### EXERCISE DATA ###

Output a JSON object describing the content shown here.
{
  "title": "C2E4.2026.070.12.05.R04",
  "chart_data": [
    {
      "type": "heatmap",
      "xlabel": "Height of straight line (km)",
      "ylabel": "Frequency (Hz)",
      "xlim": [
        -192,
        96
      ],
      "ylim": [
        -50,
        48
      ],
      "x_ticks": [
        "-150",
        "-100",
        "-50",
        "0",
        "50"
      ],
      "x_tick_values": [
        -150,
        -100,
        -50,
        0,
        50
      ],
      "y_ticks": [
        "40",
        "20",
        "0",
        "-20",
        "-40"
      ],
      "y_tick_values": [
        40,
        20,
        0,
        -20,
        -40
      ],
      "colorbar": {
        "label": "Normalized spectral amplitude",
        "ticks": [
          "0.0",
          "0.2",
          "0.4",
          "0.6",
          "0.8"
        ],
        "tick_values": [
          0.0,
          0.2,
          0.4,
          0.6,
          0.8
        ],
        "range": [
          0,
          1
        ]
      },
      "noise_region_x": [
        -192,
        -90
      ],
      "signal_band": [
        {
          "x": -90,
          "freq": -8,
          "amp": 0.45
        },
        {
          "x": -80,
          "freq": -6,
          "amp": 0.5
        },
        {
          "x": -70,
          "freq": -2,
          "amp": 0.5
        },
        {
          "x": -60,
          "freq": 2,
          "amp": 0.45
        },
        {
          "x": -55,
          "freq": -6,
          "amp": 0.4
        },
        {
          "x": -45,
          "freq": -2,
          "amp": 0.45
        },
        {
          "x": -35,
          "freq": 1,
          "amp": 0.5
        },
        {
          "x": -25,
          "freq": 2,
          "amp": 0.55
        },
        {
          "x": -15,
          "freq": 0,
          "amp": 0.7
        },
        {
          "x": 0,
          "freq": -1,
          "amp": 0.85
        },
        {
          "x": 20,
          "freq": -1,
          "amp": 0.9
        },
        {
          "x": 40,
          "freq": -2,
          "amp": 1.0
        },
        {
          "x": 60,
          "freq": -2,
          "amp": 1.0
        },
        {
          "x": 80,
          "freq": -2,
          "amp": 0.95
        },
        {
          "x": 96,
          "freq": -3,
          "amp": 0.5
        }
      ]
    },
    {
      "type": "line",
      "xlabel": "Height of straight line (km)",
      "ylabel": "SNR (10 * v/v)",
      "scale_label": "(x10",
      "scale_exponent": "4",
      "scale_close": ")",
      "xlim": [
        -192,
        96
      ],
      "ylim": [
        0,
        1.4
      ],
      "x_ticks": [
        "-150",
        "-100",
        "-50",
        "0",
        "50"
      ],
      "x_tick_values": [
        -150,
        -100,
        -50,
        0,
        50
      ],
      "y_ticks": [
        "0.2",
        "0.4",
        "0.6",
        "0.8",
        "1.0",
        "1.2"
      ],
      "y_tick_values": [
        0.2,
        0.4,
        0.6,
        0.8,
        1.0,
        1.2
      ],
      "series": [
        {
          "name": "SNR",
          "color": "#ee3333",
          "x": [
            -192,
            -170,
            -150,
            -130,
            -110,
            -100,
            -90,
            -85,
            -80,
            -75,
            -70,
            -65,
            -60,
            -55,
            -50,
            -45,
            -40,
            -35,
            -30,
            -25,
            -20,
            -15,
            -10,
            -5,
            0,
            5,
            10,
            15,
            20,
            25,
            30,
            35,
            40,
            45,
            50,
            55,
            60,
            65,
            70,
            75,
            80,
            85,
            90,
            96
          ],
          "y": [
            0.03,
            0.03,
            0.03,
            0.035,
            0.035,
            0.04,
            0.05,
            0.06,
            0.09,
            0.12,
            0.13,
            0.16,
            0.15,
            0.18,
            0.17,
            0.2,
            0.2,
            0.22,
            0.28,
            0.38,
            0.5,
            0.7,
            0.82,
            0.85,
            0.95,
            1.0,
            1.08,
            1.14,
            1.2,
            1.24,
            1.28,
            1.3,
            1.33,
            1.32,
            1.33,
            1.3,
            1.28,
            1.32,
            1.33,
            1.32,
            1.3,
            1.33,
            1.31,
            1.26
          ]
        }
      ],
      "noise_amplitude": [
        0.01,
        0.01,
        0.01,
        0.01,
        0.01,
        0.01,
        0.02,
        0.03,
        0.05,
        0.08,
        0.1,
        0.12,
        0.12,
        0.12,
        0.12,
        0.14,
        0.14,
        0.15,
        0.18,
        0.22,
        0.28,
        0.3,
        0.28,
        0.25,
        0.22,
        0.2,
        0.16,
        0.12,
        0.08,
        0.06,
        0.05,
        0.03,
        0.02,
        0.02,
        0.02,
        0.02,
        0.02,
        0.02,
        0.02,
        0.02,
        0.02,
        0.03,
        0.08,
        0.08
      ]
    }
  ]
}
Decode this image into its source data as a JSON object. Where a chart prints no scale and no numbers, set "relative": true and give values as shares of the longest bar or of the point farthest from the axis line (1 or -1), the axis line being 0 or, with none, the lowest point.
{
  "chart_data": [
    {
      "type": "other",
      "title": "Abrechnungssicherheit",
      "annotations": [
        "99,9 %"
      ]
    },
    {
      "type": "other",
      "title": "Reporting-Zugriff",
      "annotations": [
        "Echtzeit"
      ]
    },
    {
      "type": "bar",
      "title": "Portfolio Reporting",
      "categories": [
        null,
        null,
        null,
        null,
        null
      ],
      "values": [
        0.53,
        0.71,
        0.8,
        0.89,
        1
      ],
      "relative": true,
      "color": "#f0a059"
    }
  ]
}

###

◆ **WORK TO COMPLETE**
Reproduce the complete data exactly as presented above.

◆ **WRITTEN RESPONSE**
Output a JSON object describing the content shown here.
{
  "title": "C2E4.2026.070.12.05.R04",
  "chart_data": [
    {
      "type": "heatmap",
      "xlabel": "Height of straight line (km)",
      "ylabel": "Frequency (Hz)",
      "xlim": [
        -192,
        96
      ],
      "ylim": [
        -50,
        48
      ],
      "x_ticks": [
        "-150",
        "-100",
        "-50",
        "0",
        "50"
      ],
      "x_tick_values": [
        -150,
        -100,
        -50,
        0,
        50
      ],
      "y_ticks": [
        "40",
        "20",
        "0",
        "-20",
        "-40"
      ],
      "y_tick_values": [
        40,
        20,
        0,
        -20,
        -40
      ],
      "colorbar": {
        "label": "Normalized spectral amplitude",
        "ticks": [
          "0.0",
          "0.2",
          "0.4",
          "0.6",
          "0.8"
        ],
        "tick_values": [
          0.0,
          0.2,
          0.4,
          0.6,
          0.8
        ],
        "range": [
          0,
          1
        ]
      },
      "noise_region_x": [
        -192,
        -90
      ],
      "signal_band": [
        {
          "x": -90,
          "freq": -8,
          "amp": 0.45
        },
        {
          "x": -80,
          "freq": -6,
          "amp": 0.5
        },
        {
          "x": -70,
          "freq": -2,
          "amp": 0.5
        },
        {
          "x": -60,
          "freq": 2,
          "amp": 0.45
        },
        {
          "x": -55,
          "freq": -6,
          "amp": 0.4
        },
        {
          "x": -45,
          "freq": -2,
          "amp": 0.45
        },
        {
          "x": -35,
          "freq": 1,
          "amp": 0.5
        },
        {
          "x": -25,
          "freq": 2,
          "amp": 0.55
        },
        {
          "x": -15,
          "freq": 0,
          "amp": 0.7
        },
        {
          "x": 0,
          "freq": -1,
          "amp": 0.85
        },
        {
          "x": 20,
          "freq": -1,
          "amp": 0.9
        },
        {
          "x": 40,
          "freq": -2,
          "amp": 1.0
        },
        {
          "x": 60,
          "freq": -2,
          "amp": 1.0
        },
        {
          "x": 80,
          "freq": -2,
          "amp": 0.95
        },
        {
          "x": 96,
          "freq": -3,
          "amp": 0.5
        }
      ]
    },
    {
      "type": "line",
      "xlabel": "Height of straight line (km)",
      "ylabel": "SNR (10 * v/v)",
      "scale_label": "(x10",
      "scale_exponent": "4",
      "scale_close": ")",
      "xlim": [
        -192,
        96
      ],
      "ylim": [
        0,
        1.4
      ],
      "x_ticks": [
        "-150",
        "-100",
        "-50",
        "0",
        "50"
      ],
      "x_tick_values": [
        -150,
        -100,
        -50,
        0,
        50
      ],
      "y_ticks": [
        "0.2",
        "0.4",
        "0.6",
        "0.8",
        "1.0",
        "1.2"
      ],
      "y_tick_values": [
        0.2,
        0.4,
        0.6,
        0.8,
        1.0,
        1.2
      ],
      "series": [
        {
          "name": "SNR",
          "color": "#ee3333",
          "x": [
            -192,
            -170,
            -150,
            -130,
            -110,
            -100,
            -90,
            -85,
            -80,
            -75,
            -70,
            -65,
            -60,
            -55,
            -50,
            -45,
            -40,
            -35,
            -30,
            -25,
            -20,
            -15,
            -10,
            -5,
            0,
            5,
            10,
            15,
            20,
            25,
            30,
            35,
            40,
            45,
            50,
            55,
            60,
            65,
            70,
            75,
            80,
            85,
            90,
            96
          ],
          "y": [
            0.03,
            0.03,
            0.03,
            0.035,
            0.035,
            0.04,
            0.05,
            0.06,
            0.09,
            0.12,
            0.13,
            0.16,
            0.15,
            0.18,
            0.17,
            0.2,
            0.2,
            0.22,
            0.28,
            0.38,
            0.5,
            0.7,
            0.82,
            0.85,
            0.95,
            1.0,
            1.08,
            1.14,
            1.2,
            1.24,
            1.28,
            1.3,
            1.33,
            1.32,
            1.33,
            1.3,
            1.28,
            1.32,
            1.33,
            1.32,
            1.3,
            1.33,
            1.31,
            1.26
          ]
        }
      ],
      "noise_amplitude": [
        0.01,
        0.01,
        0.01,
        0.01,
        0.01,
        0.01,
        0.02,
        0.03,
        0.05,
        0.08,
        0.1,
        0.12,
        0.12,
        0.12,
        0.12,
        0.14,
        0.14,
        0.15,
        0.18,
        0.22,
        0.28,
        0.3,
        0.28,
        0.25,
        0.22,
        0.2,
        0.16,
        0.12,
        0.08,
        0.06,
        0.05,
        0.03,
        0.02,
        0.02,
        0.02,
        0.02,
        0.02,
        0.02,
        0.02,
        0.02,
        0.02,
        0.03,
        0.08,
        0.08
      ]
    }
  ]
}
Decode this image into its source data as a JSON object. Where a chart prints no scale and no numbers, set "relative": true and give values as shares of the longest bar or of the point farthest from the axis line (1 or -1), the axis line being 0 or, with none, the lowest point.
{
  "chart_data": [
    {
      "type": "other",
      "title": "Abrechnungssicherheit",
      "annotations": [
        "99,9 %"
      ]
    },
    {
      "type": "other",
      "title": "Reporting-Zugriff",
      "annotations": [
        "Echtzeit"
      ]
    },
    {
      "type": "bar",
      "title": "Portfolio Reporting",
      "categories": [
        null,
        null,
        null,
        null,
        null
      ],
      "values": [
        0.53,
        0.71,
        0.8,
        0.89,
        1
      ],
      "relative": true,
      "color": "#f0a059"
    }
  ]
}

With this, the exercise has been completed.